Records:

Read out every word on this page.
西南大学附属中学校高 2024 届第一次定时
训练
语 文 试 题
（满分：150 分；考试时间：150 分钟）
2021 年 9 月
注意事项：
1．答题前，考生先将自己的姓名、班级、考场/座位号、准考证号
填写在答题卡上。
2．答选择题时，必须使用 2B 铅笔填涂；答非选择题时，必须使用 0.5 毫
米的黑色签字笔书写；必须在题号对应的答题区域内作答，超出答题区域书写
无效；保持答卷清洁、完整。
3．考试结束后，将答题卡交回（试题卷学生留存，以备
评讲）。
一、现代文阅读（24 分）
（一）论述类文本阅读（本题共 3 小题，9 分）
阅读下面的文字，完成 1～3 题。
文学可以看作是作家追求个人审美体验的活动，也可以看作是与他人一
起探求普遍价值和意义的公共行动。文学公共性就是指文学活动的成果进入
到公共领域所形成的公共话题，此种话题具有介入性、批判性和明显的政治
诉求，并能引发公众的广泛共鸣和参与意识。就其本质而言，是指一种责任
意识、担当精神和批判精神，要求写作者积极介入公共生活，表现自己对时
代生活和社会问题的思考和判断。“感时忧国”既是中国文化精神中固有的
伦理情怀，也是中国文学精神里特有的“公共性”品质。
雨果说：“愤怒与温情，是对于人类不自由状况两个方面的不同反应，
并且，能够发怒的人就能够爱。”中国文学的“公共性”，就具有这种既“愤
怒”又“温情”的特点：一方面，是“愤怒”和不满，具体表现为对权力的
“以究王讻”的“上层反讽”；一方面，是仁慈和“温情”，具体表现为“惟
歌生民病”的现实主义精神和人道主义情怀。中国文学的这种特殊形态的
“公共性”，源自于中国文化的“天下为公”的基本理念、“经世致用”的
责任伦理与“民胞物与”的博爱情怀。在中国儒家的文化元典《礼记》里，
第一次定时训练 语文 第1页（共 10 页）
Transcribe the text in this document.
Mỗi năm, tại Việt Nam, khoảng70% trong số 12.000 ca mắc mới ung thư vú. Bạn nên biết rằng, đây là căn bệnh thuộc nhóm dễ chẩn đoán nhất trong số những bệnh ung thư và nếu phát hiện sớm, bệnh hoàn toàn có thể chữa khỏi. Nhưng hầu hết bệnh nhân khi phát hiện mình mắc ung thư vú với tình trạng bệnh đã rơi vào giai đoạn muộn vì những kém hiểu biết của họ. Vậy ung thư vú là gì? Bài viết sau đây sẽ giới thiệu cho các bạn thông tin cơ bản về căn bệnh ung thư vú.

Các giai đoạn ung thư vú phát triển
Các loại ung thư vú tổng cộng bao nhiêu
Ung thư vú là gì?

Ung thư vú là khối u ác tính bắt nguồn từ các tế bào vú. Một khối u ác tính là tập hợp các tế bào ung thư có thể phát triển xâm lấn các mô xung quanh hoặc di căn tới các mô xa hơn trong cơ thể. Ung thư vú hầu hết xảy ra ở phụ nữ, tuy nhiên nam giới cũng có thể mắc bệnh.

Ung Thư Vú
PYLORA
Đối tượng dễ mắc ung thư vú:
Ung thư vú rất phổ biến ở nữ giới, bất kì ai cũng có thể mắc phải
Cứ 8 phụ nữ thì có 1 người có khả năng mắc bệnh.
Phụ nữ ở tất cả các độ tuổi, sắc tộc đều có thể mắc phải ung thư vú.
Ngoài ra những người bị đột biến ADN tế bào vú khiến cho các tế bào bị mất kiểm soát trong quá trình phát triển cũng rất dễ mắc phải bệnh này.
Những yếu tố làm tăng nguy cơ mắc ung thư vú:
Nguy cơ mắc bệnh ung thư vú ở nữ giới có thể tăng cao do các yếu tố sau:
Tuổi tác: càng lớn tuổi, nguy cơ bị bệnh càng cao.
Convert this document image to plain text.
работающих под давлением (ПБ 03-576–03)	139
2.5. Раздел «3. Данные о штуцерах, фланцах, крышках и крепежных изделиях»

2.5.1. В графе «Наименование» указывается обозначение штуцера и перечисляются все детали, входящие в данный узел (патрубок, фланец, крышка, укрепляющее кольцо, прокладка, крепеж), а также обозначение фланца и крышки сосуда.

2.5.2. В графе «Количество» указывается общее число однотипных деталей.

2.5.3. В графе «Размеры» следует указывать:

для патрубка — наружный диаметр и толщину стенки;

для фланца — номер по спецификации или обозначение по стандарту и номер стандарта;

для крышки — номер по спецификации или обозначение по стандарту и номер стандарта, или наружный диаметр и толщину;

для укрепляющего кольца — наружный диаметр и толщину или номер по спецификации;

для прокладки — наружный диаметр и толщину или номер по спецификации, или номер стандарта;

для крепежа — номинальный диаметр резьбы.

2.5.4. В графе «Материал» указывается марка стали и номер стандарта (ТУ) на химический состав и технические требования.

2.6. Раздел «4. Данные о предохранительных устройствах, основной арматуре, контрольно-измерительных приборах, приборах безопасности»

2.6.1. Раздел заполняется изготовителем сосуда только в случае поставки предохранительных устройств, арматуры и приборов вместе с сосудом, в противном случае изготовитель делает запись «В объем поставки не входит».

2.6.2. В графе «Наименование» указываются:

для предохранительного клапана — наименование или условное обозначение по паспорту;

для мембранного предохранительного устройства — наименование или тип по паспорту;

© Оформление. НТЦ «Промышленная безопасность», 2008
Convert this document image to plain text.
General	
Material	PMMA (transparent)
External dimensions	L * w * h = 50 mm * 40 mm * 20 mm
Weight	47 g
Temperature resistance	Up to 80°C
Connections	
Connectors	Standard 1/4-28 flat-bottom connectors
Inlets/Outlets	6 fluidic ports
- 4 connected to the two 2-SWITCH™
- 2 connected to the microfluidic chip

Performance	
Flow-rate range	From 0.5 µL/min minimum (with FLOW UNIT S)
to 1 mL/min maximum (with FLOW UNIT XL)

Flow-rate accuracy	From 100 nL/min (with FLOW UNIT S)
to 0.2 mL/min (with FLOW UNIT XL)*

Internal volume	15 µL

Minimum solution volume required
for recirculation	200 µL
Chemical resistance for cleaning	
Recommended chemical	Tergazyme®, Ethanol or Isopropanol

→ **GIVEN TASK**:
Return all lines containing "resistance".

→ **WRITTEN REPLY**:
Temperature resistance	Up to 80°C
Chemical resistance for cleaning	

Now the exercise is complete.